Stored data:
************

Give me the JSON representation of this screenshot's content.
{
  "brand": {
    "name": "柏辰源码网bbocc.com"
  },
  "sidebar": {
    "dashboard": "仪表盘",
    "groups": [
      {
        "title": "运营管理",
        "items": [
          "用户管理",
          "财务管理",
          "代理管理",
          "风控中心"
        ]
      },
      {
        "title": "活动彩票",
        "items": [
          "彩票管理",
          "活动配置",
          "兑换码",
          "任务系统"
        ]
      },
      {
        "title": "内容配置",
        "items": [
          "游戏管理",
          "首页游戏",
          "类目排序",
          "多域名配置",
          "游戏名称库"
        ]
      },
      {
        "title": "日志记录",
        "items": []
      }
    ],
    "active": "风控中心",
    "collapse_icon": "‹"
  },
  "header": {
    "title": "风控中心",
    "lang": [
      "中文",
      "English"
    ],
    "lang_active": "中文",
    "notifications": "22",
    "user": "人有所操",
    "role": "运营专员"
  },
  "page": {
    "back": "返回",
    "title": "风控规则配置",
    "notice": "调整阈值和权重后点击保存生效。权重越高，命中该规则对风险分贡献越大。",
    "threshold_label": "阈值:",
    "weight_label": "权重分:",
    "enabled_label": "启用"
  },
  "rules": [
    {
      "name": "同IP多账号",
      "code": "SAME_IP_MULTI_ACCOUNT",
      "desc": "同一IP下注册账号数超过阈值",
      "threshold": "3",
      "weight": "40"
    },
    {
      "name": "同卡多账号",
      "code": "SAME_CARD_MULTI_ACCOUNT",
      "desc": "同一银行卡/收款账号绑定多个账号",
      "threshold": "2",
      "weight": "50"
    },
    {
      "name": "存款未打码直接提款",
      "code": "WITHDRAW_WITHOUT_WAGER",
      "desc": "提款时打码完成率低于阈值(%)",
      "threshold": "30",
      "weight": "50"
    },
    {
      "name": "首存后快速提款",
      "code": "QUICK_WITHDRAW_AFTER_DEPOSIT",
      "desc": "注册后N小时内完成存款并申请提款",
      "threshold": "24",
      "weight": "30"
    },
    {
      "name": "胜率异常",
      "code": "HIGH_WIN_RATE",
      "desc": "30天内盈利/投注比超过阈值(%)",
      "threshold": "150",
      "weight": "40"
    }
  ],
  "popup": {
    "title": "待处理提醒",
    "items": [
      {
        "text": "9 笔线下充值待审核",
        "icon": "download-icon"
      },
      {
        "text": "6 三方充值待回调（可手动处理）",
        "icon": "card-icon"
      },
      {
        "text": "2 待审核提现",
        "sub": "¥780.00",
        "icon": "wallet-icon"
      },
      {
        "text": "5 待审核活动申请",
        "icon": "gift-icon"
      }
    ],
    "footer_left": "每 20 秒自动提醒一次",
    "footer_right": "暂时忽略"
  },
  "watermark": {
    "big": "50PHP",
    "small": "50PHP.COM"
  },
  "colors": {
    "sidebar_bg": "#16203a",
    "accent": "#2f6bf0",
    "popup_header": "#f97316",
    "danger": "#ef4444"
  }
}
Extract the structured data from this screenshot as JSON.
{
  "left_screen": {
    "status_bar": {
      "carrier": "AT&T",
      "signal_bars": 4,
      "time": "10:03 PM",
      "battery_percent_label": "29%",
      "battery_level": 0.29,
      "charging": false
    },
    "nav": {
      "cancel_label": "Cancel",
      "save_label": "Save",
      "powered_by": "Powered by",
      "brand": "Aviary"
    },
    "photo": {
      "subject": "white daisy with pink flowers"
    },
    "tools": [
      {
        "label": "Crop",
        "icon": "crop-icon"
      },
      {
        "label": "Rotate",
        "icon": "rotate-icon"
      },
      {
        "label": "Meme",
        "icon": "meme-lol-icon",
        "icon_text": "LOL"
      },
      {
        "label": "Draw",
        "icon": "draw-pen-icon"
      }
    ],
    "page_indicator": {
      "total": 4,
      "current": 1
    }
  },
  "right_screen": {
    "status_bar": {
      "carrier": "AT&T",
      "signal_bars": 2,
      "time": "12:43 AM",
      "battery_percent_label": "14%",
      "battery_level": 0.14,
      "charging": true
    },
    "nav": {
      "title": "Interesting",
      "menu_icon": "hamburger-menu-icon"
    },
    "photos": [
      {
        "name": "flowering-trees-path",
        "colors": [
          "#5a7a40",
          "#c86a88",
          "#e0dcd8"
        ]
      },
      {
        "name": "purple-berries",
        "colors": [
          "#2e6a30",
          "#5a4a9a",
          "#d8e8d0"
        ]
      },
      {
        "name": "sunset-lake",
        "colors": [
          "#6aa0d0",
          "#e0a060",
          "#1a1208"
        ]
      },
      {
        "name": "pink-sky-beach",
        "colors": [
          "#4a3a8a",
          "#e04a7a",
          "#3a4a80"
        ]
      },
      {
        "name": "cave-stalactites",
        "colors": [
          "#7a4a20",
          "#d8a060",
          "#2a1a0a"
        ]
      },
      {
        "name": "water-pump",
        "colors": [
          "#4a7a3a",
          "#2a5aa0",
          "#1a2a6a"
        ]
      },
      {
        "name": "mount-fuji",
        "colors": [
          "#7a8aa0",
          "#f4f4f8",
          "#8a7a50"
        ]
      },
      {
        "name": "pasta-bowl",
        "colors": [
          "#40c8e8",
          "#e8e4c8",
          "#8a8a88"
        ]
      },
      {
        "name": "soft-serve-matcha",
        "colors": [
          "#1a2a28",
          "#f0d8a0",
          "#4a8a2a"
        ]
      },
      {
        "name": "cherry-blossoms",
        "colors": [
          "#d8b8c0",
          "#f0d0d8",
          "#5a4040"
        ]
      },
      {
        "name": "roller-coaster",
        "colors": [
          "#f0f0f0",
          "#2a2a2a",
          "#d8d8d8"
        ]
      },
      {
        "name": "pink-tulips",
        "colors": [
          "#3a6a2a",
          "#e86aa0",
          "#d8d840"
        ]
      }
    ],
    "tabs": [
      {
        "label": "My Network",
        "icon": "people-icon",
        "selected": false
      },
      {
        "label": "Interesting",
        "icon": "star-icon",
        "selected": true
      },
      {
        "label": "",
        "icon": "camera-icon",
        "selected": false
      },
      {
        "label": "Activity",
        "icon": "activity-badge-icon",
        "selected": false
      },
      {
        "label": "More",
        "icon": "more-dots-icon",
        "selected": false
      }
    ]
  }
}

************

INSTRUCTIONS FOR THE TASK: Transcribe every entry verbatim.

RESPONSE BELOW:
Give me the JSON representation of this screenshot's content.
{
  "brand": {
    "name": "柏辰源码网bbocc.com"
  },
  "sidebar": {
    "dashboard": "仪表盘",
    "groups": [
      {
        "title": "运营管理",
        "items": [
          "用户管理",
          "财务管理",
          "代理管理",
          "风控中心"
        ]
      },
      {
        "title": "活动彩票",
        "items": [
          "彩票管理",
          "活动配置",
          "兑换码",
          "任务系统"
        ]
      },
      {
        "title": "内容配置",
        "items": [
          "游戏管理",
          "首页游戏",
          "类目排序",
          "多域名配置",
          "游戏名称库"
        ]
      },
      {
        "title": "日志记录",
        "items": []
      }
    ],
    "active": "风控中心",
    "collapse_icon": "‹"
  },
  "header": {
    "title": "风控中心",
    "lang": [
      "中文",
      "English"
    ],
    "lang_active": "中文",
    "notifications": "22",
    "user": "人有所操",
    "role": "运营专员"
  },
  "page": {
    "back": "返回",
    "title": "风控规则配置",
    "notice": "调整阈值和权重后点击保存生效。权重越高，命中该规则对风险分贡献越大。",
    "threshold_label": "阈值:",
    "weight_label": "权重分:",
    "enabled_label": "启用"
  },
  "rules": [
    {
      "name": "同IP多账号",
      "code": "SAME_IP_MULTI_ACCOUNT",
      "desc": "同一IP下注册账号数超过阈值",
      "threshold": "3",
      "weight": "40"
    },
    {
      "name": "同卡多账号",
      "code": "SAME_CARD_MULTI_ACCOUNT",
      "desc": "同一银行卡/收款账号绑定多个账号",
      "threshold": "2",
      "weight": "50"
    },
    {
      "name": "存款未打码直接提款",
      "code": "WITHDRAW_WITHOUT_WAGER",
      "desc": "提款时打码完成率低于阈值(%)",
      "threshold": "30",
      "weight": "50"
    },
    {
      "name": "首存后快速提款",
      "code": "QUICK_WITHDRAW_AFTER_DEPOSIT",
      "desc": "注册后N小时内完成存款并申请提款",
      "threshold": "24",
      "weight": "30"
    },
    {
      "name": "胜率异常",
      "code": "HIGH_WIN_RATE",
      "desc": "30天内盈利/投注比超过阈值(%)",
      "threshold": "150",
      "weight": "40"
    }
  ],
  "popup": {
    "title": "待处理提醒",
    "items": [
      {
        "text": "9 笔线下充值待审核",
        "icon": "download-icon"
      },
      {
        "text": "6 三方充值待回调（可手动处理）",
        "icon": "card-icon"
      },
      {
        "text": "2 待审核提现",
        "sub": "¥780.00",
        "icon": "wallet-icon"
      },
      {
        "text": "5 待审核活动申请",
        "icon": "gift-icon"
      }
    ],
    "footer_left": "每 20 秒自动提醒一次",
    "footer_right": "暂时忽略"
  },
  "watermark": {
    "big": "50PHP",
    "small": "50PHP.COM"
  },
  "colors": {
    "sidebar_bg": "#16203a",
    "accent": "#2f6bf0",
    "popup_header": "#f97316",
    "danger": "#ef4444"
  }
}
Extract the structured data from this screenshot as JSON.
{
  "left_screen": {
    "status_bar": {
      "carrier": "AT&T",
      "signal_bars": 4,
      "time": "10:03 PM",
      "battery_percent_label": "29%",
      "battery_level": 0.29,
      "charging": false
    },
    "nav": {
      "cancel_label": "Cancel",
      "save_label": "Save",
      "powered_by": "Powered by",
      "brand": "Aviary"
    },
    "photo": {
      "subject": "white daisy with pink flowers"
    },
    "tools": [
      {
        "label": "Crop",
        "icon": "crop-icon"
      },
      {
        "label": "Rotate",
        "icon": "rotate-icon"
      },
      {
        "label": "Meme",
        "icon": "meme-lol-icon",
        "icon_text": "LOL"
      },
      {
        "label": "Draw",
        "icon": "draw-pen-icon"
      }
    ],
    "page_indicator": {
      "total": 4,
      "current": 1
    }
  },
  "right_screen": {
    "status_bar": {
      "carrier": "AT&T",
      "signal_bars": 2,
      "time": "12:43 AM",
      "battery_percent_label": "14%",
      "battery_level": 0.14,
      "charging": true
    },
    "nav": {
      "title": "Interesting",
      "menu_icon": "hamburger-menu-icon"
    },
    "photos": [
      {
        "name": "flowering-trees-path",
        "colors": [
          "#5a7a40",
          "#c86a88",
          "#e0dcd8"
        ]
      },
      {
        "name": "purple-berries",
        "colors": [
          "#2e6a30",
          "#5a4a9a",
          "#d8e8d0"
        ]
      },
      {
        "name": "sunset-lake",
        "colors": [
          "#6aa0d0",
          "#e0a060",
          "#1a1208"
        ]
      },
      {
        "name": "pink-sky-beach",
        "colors": [
          "#4a3a8a",
          "#e04a7a",
          "#3a4a80"
        ]
      },
      {
        "name": "cave-stalactites",
        "colors": [
          "#7a4a20",
          "#d8a060",
          "#2a1a0a"
        ]
      },
      {
        "name": "water-pump",
        "colors": [
          "#4a7a3a",
          "#2a5aa0",
          "#1a2a6a"
        ]
      },
      {
        "name": "mount-fuji",
        "colors": [
          "#7a8aa0",
          "#f4f4f8",
          "#8a7a50"
        ]
      },
      {
        "name": "pasta-bowl",
        "colors": [
          "#40c8e8",
          "#e8e4c8",
          "#8a8a88"
        ]
      },
      {
        "name": "soft-serve-matcha",
        "colors": [
          "#1a2a28",
          "#f0d8a0",
          "#4a8a2a"
        ]
      },
      {
        "name": "cherry-blossoms",
        "colors": [
          "#d8b8c0",
          "#f0d0d8",
          "#5a4040"
        ]
      },
      {
        "name": "roller-coaster",
        "colors": [
          "#f0f0f0",
          "#2a2a2a",
          "#d8d8d8"
        ]
      },
      {
        "name": "pink-tulips",
        "colors": [
          "#3a6a2a",
          "#e86aa0",
          "#d8d840"
        ]
      }
    ],
    "tabs": [
      {
        "label": "My Network",
        "icon": "people-icon",
        "selected": false
      },
      {
        "label": "Interesting",
        "icon": "star-icon",
        "selected": true
      },
      {
        "label": "",
        "icon": "camera-icon",
        "selected": false
      },
      {
        "label": "Activity",
        "icon": "activity-badge-icon",
        "selected": false
      },
      {
        "label": "More",
        "icon": "more-dots-icon",
        "selected": false
      }
    ]
  }
}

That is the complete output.